Lines of data.
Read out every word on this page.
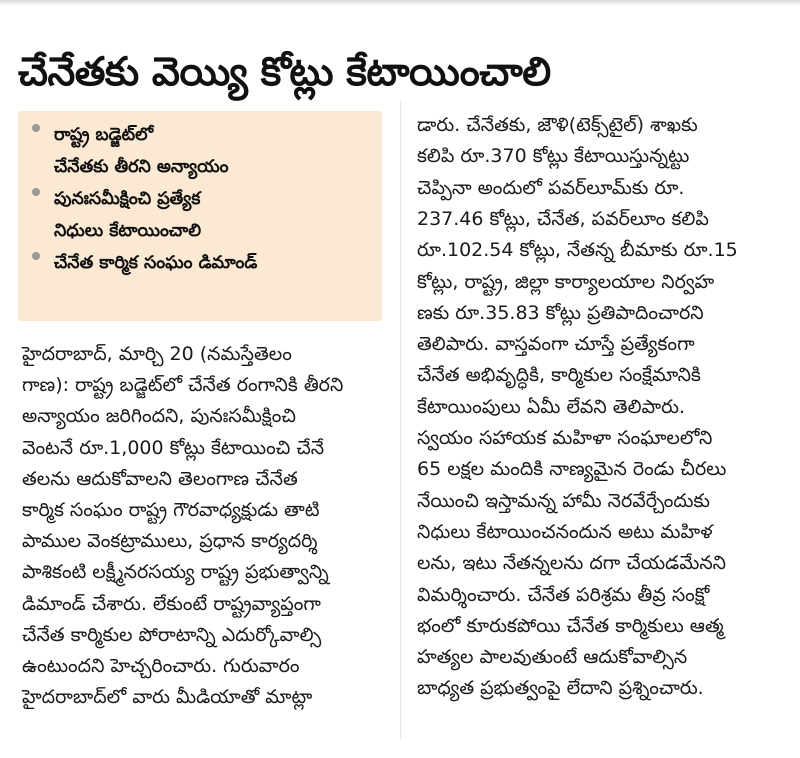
చేనేతకు వెయ్యి కోట్లు కేటాయించాలి
రాష్ట్ర బడ్జెట్‌లో
చేనేతకు తీరని అన్యాయం
పునఃసమీక్షించి ప్రత్యేక
నిధులు కేటాయించాలి
చేనేత కార్మిక సంఘం డిమాండ్
హైదరాబాద్, మార్చి 20 (నమస్తేతెలం
గాణ): రాష్ట్ర బడ్జెట్‌లో చేనేత రంగానికి తీరని
అన్యాయం జరిగిందని, పునఃసమీక్షించి
వెంటనే రూ.1,000 కోట్లు కేటాయించి చేనే
తలను ఆదుకోవాలని తెలంగాణ చేనేత
కార్మిక సంఘం రాష్ట్ర గౌరవాధ్యక్షుడు తాటి
పాముల వెంకట్రాములు, ప్రధాన కార్యదర్శి
పాశికంటి లక్ష్మీనరసయ్య రాష్ట్ర ప్రభుత్వాన్ని
డిమాండ్ చేశారు. లేకుంటే రాష్ట్రవ్యాప్తంగా
చేనేత కార్మికుల పోరాటాన్ని ఎదుర్కోవాల్సి
ఉంటుందని హెచ్చరించారు. గురువారం
హైదరాబాద్‌లో వారు మీడియాతో మాట్లా
డారు. చేనేతకు, జౌళి(టెక్స్‌టైల్) శాఖకు
కలిపి రూ.370 కోట్లు కేటాయిస్తున్నట్టు
చెప్పినా అందులో పవర్‌లూమ్‌కు రూ.
237.46 కోట్లు, చేనేత, పవర్‌లూం కలిపి
రూ.102.54 కోట్లు, నేతన్న బీమాకు రూ.15
కోట్లు, రాష్ట్ర, జిల్లా కార్యాలయాల నిర్వహ
ణకు రూ.35.83 కోట్లు ప్రతిపాదించారని
తెలిపారు. వాస్తవంగా చూస్తే ప్రత్యేకంగా
చేనేత అభివృద్ధికి, కార్మికుల సంక్షేమానికి
కేటాయింపులు ఏమీ లేవని తెలిపారు.
స్వయం సహాయక మహిళా సంఘాలలోని
65 లక్షల మందికి నాణ్యమైన రెండు చీరలు
నేయించి ఇస్తామన్న హామీ నెరవేర్చేందుకు
నిధులు కేటాయించనందున అటు మహిళ
లను, ఇటు నేతన్నలను దగా చేయడమేనని
విమర్శించారు. చేనేత పరిశ్రమ తీవ్ర సంక్షో
భంలో కూరుకపోయి చేనేత కార్మికులు ఆత్మ
హత్యల పాలవుతుంటే ఆదుకోవాల్సిన
బాధ్యత ప్రభుత్వంపై లేదాని ప్రశ్నించారు.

What you need to do.
Each line of the data is to be duplicated exactly; pictures stay out of the copy.

Solution for this task.
Read out every word on this page.
చేనేతకు వెయ్యి కోట్లు కేటాయించాలి
రాష్ట్ర బడ్జెట్‌లో
చేనేతకు తీరని అన్యాయం
పునఃసమీక్షించి ప్రత్యేక
నిధులు కేటాయించాలి
చేనేత కార్మిక సంఘం డిమాండ్
హైదరాబాద్, మార్చి 20 (నమస్తేతెలం
గాణ): రాష్ట్ర బడ్జెట్‌లో చేనేత రంగానికి తీరని
అన్యాయం జరిగిందని, పునఃసమీక్షించి
వెంటనే రూ.1,000 కోట్లు కేటాయించి చేనే
తలను ఆదుకోవాలని తెలంగాణ చేనేత
కార్మిక సంఘం రాష్ట్ర గౌరవాధ్యక్షుడు తాటి
పాముల వెంకట్రాములు, ప్రధాన కార్యదర్శి
పాశికంటి లక్ష్మీనరసయ్య రాష్ట్ర ప్రభుత్వాన్ని
డిమాండ్ చేశారు. లేకుంటే రాష్ట్రవ్యాప్తంగా
చేనేత కార్మికుల పోరాటాన్ని ఎదుర్కోవాల్సి
ఉంటుందని హెచ్చరించారు. గురువారం
హైదరాబాద్‌లో వారు మీడియాతో మాట్లా
డారు. చేనేతకు, జౌళి(టెక్స్‌టైల్) శాఖకు
కలిపి రూ.370 కోట్లు కేటాయిస్తున్నట్టు
చెప్పినా అందులో పవర్‌లూమ్‌కు రూ.
237.46 కోట్లు, చేనేత, పవర్‌లూం కలిపి
రూ.102.54 కోట్లు, నేతన్న బీమాకు రూ.15
కోట్లు, రాష్ట్ర, జిల్లా కార్యాలయాల నిర్వహ
ణకు రూ.35.83 కోట్లు ప్రతిపాదించారని
తెలిపారు. వాస్తవంగా చూస్తే ప్రత్యేకంగా
చేనేత అభివృద్ధికి, కార్మికుల సంక్షేమానికి
కేటాయింపులు ఏమీ లేవని తెలిపారు.
స్వయం సహాయక మహిళా సంఘాలలోని
65 లక్షల మందికి నాణ్యమైన రెండు చీరలు
నేయించి ఇస్తామన్న హామీ నెరవేర్చేందుకు
నిధులు కేటాయించనందున అటు మహిళ
లను, ఇటు నేతన్నలను దగా చేయడమేనని
విమర్శించారు. చేనేత పరిశ్రమ తీవ్ర సంక్షో
భంలో కూరుకపోయి చేనేత కార్మికులు ఆత్మ
హత్యల పాలవుతుంటే ఆదుకోవాల్సిన
బాధ్యత ప్రభుత్వంపై లేదాని ప్రశ్నించారు.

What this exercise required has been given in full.